**Requirement:**
Give back the data word for word, from its first line up to and including the line with "strip circle: [104, 86, 109, 91]".

**The records:**

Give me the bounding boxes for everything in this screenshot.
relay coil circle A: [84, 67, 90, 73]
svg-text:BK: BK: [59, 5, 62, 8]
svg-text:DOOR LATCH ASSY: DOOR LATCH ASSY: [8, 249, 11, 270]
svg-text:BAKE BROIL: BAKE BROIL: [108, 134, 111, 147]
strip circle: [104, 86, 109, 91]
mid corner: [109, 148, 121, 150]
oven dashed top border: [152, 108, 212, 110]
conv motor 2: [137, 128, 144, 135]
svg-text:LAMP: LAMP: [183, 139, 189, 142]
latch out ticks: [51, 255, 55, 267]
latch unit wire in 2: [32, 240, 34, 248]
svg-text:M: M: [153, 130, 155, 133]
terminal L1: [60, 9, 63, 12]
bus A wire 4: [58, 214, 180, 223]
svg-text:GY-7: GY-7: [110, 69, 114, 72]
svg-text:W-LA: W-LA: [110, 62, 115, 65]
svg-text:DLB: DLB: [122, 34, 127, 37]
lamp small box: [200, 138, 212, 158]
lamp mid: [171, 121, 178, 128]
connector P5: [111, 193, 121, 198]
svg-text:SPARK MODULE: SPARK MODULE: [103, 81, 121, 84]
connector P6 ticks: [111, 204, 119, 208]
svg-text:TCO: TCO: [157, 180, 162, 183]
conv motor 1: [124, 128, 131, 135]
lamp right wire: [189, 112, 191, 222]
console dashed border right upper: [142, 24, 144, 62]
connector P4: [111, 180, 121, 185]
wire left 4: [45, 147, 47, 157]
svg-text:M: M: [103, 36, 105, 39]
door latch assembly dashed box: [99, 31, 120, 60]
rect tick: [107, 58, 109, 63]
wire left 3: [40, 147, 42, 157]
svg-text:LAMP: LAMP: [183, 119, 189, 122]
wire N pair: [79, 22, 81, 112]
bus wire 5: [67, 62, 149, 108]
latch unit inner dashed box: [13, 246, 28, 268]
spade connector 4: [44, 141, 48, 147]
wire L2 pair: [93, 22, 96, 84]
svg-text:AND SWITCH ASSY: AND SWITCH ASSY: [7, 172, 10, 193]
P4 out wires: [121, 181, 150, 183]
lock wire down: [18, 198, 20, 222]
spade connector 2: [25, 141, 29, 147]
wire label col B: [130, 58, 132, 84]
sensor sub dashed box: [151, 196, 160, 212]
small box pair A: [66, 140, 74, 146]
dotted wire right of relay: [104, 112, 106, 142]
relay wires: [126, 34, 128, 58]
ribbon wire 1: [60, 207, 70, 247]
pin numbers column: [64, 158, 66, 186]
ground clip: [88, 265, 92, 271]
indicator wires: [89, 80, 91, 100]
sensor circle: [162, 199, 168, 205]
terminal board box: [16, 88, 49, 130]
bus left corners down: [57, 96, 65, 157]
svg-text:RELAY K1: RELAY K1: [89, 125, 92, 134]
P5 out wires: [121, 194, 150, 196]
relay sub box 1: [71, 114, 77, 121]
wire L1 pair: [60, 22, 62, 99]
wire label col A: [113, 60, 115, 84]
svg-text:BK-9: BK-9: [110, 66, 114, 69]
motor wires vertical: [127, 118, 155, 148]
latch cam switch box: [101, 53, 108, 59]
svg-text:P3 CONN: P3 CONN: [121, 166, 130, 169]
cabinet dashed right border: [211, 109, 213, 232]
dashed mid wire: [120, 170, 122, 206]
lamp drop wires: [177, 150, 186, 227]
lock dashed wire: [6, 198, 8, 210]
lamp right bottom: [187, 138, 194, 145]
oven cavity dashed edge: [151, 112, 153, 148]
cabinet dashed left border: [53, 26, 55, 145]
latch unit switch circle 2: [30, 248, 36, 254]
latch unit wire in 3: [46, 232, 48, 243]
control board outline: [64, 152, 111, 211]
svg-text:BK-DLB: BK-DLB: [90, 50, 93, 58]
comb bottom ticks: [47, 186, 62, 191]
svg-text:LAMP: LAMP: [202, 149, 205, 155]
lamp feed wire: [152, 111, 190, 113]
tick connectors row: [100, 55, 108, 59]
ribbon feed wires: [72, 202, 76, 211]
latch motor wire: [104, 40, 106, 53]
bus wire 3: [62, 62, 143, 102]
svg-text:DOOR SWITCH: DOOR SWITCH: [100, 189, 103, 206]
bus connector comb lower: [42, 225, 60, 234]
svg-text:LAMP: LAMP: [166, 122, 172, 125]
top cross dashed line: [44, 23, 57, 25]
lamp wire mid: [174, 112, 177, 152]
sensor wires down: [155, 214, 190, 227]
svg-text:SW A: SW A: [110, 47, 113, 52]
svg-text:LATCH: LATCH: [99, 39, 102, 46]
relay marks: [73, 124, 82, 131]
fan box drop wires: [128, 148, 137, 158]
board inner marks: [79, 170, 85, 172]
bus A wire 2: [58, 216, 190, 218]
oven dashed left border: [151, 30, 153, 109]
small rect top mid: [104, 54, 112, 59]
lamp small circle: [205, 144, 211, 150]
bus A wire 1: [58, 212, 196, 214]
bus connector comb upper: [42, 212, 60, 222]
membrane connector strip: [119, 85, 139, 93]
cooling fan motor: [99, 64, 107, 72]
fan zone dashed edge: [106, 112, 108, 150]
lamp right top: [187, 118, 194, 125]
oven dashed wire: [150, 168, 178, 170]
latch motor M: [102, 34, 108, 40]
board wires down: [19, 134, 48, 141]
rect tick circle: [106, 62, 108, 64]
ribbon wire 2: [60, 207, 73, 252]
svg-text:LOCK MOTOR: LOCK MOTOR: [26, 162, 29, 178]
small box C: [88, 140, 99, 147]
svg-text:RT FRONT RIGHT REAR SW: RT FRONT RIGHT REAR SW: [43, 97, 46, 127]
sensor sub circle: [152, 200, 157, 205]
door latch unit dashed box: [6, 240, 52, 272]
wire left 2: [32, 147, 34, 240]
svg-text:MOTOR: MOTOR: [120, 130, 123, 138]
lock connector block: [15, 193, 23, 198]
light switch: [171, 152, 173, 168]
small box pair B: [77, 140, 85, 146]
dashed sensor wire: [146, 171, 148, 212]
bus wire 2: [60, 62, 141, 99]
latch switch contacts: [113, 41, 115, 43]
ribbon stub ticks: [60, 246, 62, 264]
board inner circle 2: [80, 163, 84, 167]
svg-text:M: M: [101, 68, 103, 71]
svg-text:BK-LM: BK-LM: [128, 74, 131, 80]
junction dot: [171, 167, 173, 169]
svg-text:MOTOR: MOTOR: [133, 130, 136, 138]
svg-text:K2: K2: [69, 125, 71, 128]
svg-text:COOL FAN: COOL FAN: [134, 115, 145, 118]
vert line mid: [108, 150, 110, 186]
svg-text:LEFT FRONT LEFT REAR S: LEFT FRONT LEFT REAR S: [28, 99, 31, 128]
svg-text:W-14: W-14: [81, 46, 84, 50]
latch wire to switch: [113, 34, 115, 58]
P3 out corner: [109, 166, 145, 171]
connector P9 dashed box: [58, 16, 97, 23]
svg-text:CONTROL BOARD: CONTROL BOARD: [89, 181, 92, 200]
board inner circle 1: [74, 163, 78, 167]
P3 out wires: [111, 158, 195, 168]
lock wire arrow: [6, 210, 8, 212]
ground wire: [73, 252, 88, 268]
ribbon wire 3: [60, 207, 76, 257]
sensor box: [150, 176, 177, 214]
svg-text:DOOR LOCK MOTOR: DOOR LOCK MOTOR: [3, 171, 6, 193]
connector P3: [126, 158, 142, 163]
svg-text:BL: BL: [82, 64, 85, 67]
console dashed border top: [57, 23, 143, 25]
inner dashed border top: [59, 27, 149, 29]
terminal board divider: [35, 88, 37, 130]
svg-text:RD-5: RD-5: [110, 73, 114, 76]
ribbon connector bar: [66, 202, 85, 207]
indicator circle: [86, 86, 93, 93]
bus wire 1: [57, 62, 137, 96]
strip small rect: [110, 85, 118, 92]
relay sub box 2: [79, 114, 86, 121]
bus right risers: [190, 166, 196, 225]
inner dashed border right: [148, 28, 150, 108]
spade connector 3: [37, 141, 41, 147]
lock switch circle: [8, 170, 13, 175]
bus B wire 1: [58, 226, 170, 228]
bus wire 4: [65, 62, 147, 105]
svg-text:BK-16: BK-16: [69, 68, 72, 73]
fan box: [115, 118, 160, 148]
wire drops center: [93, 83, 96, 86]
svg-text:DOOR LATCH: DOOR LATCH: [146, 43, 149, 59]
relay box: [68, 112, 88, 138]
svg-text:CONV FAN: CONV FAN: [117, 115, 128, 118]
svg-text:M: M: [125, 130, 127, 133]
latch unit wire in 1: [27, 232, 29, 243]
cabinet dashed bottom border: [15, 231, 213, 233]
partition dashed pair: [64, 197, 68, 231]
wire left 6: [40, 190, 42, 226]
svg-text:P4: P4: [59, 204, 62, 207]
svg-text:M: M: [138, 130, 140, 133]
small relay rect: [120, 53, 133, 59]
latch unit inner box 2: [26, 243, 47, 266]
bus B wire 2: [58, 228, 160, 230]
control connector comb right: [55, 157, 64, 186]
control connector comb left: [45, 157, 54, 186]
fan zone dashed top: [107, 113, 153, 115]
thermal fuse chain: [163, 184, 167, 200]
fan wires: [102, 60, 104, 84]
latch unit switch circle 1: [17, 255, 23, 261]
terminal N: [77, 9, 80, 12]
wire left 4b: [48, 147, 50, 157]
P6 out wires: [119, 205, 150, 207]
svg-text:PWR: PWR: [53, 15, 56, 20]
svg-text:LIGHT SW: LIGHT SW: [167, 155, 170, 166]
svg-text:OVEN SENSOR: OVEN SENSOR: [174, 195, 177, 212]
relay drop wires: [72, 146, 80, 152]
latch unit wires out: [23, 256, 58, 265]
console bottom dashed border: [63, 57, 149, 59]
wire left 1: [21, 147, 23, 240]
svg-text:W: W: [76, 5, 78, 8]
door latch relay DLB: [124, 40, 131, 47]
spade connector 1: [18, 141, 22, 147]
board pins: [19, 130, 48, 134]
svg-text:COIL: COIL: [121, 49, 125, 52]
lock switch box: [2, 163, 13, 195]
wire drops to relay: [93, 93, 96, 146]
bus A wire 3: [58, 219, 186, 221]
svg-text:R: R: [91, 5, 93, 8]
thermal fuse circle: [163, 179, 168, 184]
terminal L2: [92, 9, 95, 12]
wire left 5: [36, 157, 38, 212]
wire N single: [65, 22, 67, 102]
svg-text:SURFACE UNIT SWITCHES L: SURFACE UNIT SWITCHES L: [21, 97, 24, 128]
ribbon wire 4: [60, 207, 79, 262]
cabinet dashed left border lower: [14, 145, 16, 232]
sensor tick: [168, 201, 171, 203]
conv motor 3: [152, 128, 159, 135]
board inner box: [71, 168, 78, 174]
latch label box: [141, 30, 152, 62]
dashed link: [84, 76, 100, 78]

**Result for this exercise:**
Give me the bounding boxes for everything in this screenshot.
relay coil circle A: [84, 67, 90, 73]
svg-text:BK: BK: [59, 5, 62, 8]
svg-text:DOOR LATCH ASSY: DOOR LATCH ASSY: [8, 249, 11, 270]
svg-text:BAKE BROIL: BAKE BROIL: [108, 134, 111, 147]
strip circle: [104, 86, 109, 91]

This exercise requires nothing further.